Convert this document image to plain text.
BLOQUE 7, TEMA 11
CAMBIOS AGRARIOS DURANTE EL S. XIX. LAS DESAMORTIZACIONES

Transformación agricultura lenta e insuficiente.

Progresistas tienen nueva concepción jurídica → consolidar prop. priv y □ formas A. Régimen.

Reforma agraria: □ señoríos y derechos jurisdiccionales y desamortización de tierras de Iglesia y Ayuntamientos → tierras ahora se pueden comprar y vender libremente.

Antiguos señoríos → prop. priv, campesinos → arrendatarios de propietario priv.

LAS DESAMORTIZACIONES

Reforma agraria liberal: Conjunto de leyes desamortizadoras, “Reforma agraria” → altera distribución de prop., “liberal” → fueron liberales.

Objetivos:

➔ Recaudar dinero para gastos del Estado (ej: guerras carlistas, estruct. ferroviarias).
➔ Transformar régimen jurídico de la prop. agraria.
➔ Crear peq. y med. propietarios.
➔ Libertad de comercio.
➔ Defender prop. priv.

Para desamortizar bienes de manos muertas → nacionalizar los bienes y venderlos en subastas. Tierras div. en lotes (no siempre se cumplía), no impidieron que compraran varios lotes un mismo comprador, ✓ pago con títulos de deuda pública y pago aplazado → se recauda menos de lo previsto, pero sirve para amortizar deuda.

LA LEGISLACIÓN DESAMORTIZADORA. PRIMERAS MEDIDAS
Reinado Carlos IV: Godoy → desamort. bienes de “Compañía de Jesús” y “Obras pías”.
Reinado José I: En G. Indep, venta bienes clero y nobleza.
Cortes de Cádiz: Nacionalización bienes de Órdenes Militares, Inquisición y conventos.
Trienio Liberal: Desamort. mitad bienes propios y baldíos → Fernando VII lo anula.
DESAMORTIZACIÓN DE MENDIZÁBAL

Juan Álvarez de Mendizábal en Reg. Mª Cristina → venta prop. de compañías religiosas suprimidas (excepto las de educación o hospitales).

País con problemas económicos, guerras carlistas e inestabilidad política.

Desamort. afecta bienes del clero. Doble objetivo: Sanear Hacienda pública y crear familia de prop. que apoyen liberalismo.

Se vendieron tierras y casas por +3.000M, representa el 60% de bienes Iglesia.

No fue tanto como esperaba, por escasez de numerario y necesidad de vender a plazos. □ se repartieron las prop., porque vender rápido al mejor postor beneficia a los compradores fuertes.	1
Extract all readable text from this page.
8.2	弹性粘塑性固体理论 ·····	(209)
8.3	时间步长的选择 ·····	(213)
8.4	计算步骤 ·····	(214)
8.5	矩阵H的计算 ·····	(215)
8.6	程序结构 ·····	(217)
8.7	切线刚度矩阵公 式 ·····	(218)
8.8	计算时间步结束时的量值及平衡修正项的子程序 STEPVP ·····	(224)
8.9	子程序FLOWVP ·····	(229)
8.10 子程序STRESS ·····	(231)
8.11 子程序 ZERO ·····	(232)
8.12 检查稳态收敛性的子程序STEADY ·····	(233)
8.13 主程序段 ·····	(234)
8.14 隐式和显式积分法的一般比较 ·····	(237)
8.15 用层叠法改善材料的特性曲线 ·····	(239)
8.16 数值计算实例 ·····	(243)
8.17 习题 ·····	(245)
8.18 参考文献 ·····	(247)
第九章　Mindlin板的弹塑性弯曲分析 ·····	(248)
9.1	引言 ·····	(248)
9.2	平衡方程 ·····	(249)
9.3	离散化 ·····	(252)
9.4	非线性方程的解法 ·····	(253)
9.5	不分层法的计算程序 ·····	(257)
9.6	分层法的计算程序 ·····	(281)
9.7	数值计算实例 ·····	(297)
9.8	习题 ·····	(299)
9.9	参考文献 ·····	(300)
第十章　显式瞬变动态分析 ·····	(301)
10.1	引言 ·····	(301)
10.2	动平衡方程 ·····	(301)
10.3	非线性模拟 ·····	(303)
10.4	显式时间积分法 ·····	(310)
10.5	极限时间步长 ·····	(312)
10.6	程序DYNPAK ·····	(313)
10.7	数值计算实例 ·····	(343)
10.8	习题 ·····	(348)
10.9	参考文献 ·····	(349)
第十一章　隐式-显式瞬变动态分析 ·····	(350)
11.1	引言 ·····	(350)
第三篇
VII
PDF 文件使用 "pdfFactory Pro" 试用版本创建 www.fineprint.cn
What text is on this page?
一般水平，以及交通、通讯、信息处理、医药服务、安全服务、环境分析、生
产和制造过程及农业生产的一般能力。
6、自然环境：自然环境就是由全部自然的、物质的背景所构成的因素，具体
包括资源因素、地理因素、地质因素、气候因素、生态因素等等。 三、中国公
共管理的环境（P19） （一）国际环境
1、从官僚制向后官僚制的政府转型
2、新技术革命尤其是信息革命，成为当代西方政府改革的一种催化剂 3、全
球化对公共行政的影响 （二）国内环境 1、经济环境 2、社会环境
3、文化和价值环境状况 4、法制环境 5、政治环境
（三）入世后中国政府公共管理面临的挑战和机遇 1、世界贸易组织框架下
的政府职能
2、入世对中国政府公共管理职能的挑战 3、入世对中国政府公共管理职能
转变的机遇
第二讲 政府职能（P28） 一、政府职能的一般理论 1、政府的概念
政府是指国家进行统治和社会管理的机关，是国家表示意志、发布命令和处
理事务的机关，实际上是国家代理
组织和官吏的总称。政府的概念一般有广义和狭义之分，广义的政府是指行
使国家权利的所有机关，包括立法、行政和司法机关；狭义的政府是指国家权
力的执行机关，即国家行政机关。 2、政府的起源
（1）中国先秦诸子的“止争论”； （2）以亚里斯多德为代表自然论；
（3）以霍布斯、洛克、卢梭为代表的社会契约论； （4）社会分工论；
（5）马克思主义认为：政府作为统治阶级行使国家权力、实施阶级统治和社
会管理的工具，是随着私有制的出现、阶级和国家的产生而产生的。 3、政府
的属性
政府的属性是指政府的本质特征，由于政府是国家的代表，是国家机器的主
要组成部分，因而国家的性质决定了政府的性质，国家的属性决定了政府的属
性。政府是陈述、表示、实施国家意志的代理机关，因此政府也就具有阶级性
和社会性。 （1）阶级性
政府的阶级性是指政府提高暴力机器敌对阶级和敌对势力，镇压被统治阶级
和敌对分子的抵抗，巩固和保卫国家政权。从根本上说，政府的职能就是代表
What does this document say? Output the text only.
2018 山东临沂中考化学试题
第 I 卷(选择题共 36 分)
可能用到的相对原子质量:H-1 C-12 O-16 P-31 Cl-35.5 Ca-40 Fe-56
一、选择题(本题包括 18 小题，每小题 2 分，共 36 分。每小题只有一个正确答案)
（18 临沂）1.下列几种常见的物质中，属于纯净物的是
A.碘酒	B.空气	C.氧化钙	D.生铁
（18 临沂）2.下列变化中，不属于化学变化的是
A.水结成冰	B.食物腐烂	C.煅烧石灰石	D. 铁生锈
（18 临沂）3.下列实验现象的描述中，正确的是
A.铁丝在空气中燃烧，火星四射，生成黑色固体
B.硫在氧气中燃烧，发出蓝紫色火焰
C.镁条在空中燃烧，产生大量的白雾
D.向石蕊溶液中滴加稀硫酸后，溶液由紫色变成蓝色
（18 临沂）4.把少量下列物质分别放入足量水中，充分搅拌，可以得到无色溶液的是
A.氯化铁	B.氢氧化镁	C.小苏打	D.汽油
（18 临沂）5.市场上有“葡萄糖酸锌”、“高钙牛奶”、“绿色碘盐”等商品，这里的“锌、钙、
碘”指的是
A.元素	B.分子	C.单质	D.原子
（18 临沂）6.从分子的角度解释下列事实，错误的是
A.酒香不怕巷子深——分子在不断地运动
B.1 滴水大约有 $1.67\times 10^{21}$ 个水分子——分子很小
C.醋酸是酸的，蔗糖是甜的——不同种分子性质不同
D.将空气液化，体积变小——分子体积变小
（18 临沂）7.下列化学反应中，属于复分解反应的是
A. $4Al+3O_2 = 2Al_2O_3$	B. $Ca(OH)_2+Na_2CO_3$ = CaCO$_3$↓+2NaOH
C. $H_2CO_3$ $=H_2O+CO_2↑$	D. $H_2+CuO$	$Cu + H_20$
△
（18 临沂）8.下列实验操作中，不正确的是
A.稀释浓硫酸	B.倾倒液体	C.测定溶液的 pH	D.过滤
------------
JOB
From the data above, show each line that contains "carlistas".

WRITTEN ANSWER
➔ Recaudar dinero para gastos del Estado (ej: guerras carlistas, estruct. ferroviarias).
País con problemas económicos, guerras carlistas e inestabilidad política.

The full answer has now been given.